**Task data**.
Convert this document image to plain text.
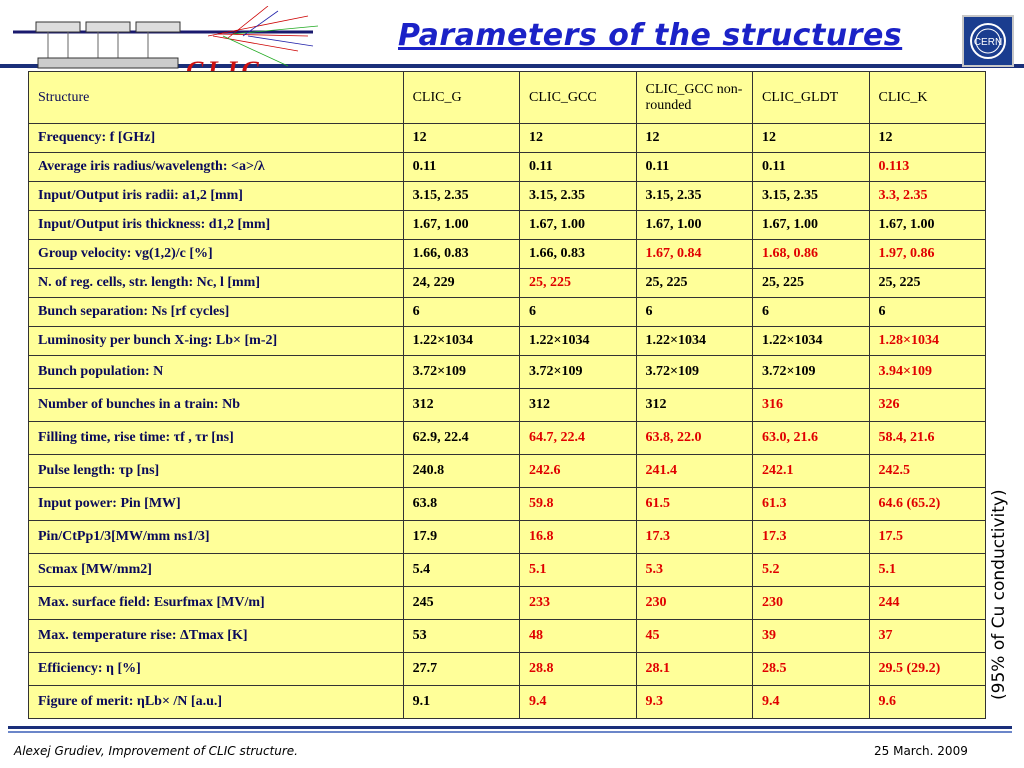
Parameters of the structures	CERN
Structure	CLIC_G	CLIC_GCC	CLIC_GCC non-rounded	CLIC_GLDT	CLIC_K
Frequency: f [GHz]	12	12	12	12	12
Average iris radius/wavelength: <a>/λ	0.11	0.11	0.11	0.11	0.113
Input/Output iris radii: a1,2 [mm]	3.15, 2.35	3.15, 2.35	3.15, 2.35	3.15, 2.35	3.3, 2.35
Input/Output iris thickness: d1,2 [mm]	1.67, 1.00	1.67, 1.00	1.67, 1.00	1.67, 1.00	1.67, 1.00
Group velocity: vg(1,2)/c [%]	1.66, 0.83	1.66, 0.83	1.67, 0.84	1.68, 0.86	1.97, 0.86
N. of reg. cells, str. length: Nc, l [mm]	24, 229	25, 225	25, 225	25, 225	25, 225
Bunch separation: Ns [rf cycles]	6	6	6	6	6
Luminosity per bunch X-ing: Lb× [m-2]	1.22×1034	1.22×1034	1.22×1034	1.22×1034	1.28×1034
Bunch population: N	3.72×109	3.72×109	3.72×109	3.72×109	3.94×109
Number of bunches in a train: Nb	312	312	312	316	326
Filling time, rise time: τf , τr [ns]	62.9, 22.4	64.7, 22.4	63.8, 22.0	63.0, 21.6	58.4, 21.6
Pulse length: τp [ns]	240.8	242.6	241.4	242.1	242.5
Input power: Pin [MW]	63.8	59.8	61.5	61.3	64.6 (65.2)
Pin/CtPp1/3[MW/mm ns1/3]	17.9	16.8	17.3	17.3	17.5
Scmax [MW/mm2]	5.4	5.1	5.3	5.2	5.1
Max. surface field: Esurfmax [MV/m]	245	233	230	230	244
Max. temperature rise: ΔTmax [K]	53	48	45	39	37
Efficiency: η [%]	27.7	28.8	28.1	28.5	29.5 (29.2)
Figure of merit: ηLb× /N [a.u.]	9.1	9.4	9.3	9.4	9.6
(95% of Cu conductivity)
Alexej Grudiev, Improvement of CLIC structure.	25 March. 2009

**Task statement**.
Every record above must reappear exactly in the answer, minus its pictures.

**Output of the task**.
Convert this document image to plain text.
Parameters of the structures	CERN
Structure	CLIC_G	CLIC_GCC	CLIC_GCC non-rounded	CLIC_GLDT	CLIC_K
Frequency: f [GHz]	12	12	12	12	12
Average iris radius/wavelength: <a>/λ	0.11	0.11	0.11	0.11	0.113
Input/Output iris radii: a1,2 [mm]	3.15, 2.35	3.15, 2.35	3.15, 2.35	3.15, 2.35	3.3, 2.35
Input/Output iris thickness: d1,2 [mm]	1.67, 1.00	1.67, 1.00	1.67, 1.00	1.67, 1.00	1.67, 1.00
Group velocity: vg(1,2)/c [%]	1.66, 0.83	1.66, 0.83	1.67, 0.84	1.68, 0.86	1.97, 0.86
N. of reg. cells, str. length: Nc, l [mm]	24, 229	25, 225	25, 225	25, 225	25, 225
Bunch separation: Ns [rf cycles]	6	6	6	6	6
Luminosity per bunch X-ing: Lb× [m-2]	1.22×1034	1.22×1034	1.22×1034	1.22×1034	1.28×1034
Bunch population: N	3.72×109	3.72×109	3.72×109	3.72×109	3.94×109
Number of bunches in a train: Nb	312	312	312	316	326
Filling time, rise time: τf , τr [ns]	62.9, 22.4	64.7, 22.4	63.8, 22.0	63.0, 21.6	58.4, 21.6
Pulse length: τp [ns]	240.8	242.6	241.4	242.1	242.5
Input power: Pin [MW]	63.8	59.8	61.5	61.3	64.6 (65.2)
Pin/CtPp1/3[MW/mm ns1/3]	17.9	16.8	17.3	17.3	17.5
Scmax [MW/mm2]	5.4	5.1	5.3	5.2	5.1
Max. surface field: Esurfmax [MV/m]	245	233	230	230	244
Max. temperature rise: ΔTmax [K]	53	48	45	39	37
Efficiency: η [%]	27.7	28.8	28.1	28.5	29.5 (29.2)
Figure of merit: ηLb× /N [a.u.]	9.1	9.4	9.3	9.4	9.6
(95% of Cu conductivity)
Alexej Grudiev, Improvement of CLIC structure.	25 March. 2009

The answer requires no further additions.